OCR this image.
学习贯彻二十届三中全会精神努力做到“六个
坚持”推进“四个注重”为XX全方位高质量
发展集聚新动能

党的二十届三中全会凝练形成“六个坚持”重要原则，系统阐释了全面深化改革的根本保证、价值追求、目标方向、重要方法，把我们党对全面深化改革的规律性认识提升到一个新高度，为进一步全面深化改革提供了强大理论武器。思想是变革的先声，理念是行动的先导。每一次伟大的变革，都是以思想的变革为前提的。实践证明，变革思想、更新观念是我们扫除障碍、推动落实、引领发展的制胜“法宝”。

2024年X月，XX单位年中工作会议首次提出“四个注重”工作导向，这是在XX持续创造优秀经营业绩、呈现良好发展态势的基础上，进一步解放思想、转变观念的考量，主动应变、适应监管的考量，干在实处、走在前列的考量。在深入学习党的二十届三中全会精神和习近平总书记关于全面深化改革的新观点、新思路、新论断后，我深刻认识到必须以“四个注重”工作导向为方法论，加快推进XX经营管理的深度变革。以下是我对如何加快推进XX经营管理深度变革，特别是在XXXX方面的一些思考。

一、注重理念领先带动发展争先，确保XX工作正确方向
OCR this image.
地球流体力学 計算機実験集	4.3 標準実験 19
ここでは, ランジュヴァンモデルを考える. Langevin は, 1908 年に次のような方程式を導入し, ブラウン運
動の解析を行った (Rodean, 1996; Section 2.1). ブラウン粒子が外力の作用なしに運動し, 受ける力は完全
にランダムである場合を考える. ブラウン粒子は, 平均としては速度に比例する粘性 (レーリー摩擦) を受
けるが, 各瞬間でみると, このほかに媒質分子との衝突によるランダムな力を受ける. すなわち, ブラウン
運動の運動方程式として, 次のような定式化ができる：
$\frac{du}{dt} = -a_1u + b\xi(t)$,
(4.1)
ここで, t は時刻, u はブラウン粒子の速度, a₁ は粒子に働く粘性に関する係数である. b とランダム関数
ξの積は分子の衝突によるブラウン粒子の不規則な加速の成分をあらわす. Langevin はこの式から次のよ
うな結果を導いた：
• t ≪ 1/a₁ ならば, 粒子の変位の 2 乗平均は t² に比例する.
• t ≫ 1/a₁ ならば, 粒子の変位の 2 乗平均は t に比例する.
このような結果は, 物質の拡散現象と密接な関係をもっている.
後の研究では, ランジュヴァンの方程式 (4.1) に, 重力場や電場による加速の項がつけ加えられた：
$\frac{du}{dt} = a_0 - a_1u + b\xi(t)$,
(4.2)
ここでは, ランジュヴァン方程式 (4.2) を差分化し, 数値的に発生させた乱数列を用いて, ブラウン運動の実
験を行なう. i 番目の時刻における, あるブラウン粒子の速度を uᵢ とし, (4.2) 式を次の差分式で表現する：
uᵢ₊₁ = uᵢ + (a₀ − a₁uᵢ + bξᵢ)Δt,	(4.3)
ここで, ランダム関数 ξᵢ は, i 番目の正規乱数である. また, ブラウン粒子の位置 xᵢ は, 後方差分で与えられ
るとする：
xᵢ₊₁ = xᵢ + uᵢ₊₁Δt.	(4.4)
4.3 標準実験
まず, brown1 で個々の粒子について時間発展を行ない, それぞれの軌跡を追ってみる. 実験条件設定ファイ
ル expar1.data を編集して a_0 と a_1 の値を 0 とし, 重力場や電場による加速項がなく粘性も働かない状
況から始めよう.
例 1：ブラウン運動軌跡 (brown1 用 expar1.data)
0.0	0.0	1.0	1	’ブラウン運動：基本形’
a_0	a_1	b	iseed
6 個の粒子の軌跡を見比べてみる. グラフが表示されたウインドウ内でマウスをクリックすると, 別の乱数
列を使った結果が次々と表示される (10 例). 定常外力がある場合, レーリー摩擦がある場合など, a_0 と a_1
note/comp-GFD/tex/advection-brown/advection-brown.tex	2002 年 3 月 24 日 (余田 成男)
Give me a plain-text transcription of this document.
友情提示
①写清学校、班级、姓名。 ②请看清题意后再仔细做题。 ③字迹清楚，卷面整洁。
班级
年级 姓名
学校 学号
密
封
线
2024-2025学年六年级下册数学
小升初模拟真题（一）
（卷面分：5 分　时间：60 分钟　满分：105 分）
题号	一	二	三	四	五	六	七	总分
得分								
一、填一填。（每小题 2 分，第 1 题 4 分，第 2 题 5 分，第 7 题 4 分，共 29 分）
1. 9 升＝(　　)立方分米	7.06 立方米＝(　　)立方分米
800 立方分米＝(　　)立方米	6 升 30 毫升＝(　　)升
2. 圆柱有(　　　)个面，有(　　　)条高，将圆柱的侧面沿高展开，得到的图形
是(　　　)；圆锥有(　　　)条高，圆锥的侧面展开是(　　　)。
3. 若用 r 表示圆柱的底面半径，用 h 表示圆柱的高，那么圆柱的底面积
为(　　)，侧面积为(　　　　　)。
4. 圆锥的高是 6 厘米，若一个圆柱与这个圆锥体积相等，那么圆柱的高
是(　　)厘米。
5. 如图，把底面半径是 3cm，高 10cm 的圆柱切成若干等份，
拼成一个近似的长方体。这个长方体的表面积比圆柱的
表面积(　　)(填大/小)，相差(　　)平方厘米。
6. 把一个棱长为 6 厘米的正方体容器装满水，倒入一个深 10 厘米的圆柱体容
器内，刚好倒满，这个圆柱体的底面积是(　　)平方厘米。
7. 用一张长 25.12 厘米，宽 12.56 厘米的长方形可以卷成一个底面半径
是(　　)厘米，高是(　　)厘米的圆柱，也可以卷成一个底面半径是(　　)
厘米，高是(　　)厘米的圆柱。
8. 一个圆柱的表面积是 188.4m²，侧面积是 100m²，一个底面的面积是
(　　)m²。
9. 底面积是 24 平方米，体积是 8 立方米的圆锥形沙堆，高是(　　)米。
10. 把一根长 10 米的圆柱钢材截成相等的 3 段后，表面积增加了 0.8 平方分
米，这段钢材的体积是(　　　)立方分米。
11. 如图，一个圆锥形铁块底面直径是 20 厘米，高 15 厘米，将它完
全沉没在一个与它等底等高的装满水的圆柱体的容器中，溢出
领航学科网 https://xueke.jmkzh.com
········
Reproduce nothing but the lines from the line containing "Give me a plain-text" to the last line of the data, each exactly as written.

- Answer to this task
Give me a plain-text transcription of this document.
友情提示
①写清学校、班级、姓名。 ②请看清题意后再仔细做题。 ③字迹清楚，卷面整洁。
班级
年级 姓名
学校 学号
密
封
线
2024-2025学年六年级下册数学
小升初模拟真题（一）
（卷面分：5 分　时间：60 分钟　满分：105 分）
题号	一	二	三	四	五	六	七	总分
得分								
一、填一填。（每小题 2 分，第 1 题 4 分，第 2 题 5 分，第 7 题 4 分，共 29 分）
1. 9 升＝(　　)立方分米	7.06 立方米＝(　　)立方分米
800 立方分米＝(　　)立方米	6 升 30 毫升＝(　　)升
2. 圆柱有(　　　)个面，有(　　　)条高，将圆柱的侧面沿高展开，得到的图形
是(　　　)；圆锥有(　　　)条高，圆锥的侧面展开是(　　　)。
3. 若用 r 表示圆柱的底面半径，用 h 表示圆柱的高，那么圆柱的底面积
为(　　)，侧面积为(　　　　　)。
4. 圆锥的高是 6 厘米，若一个圆柱与这个圆锥体积相等，那么圆柱的高
是(　　)厘米。
5. 如图，把底面半径是 3cm，高 10cm 的圆柱切成若干等份，
拼成一个近似的长方体。这个长方体的表面积比圆柱的
表面积(　　)(填大/小)，相差(　　)平方厘米。
6. 把一个棱长为 6 厘米的正方体容器装满水，倒入一个深 10 厘米的圆柱体容
器内，刚好倒满，这个圆柱体的底面积是(　　)平方厘米。
7. 用一张长 25.12 厘米，宽 12.56 厘米的长方形可以卷成一个底面半径
是(　　)厘米，高是(　　)厘米的圆柱，也可以卷成一个底面半径是(　　)
厘米，高是(　　)厘米的圆柱。
8. 一个圆柱的表面积是 188.4m²，侧面积是 100m²，一个底面的面积是
(　　)m²。
9. 底面积是 24 平方米，体积是 8 立方米的圆锥形沙堆，高是(　　)米。
10. 把一根长 10 米的圆柱钢材截成相等的 3 段后，表面积增加了 0.8 平方分
米，这段钢材的体积是(　　　)立方分米。
11. 如图，一个圆锥形铁块底面直径是 20 厘米，高 15 厘米，将它完
全沉没在一个与它等底等高的装满水的圆柱体的容器中，溢出
领航学科网 https://xueke.jmkzh.com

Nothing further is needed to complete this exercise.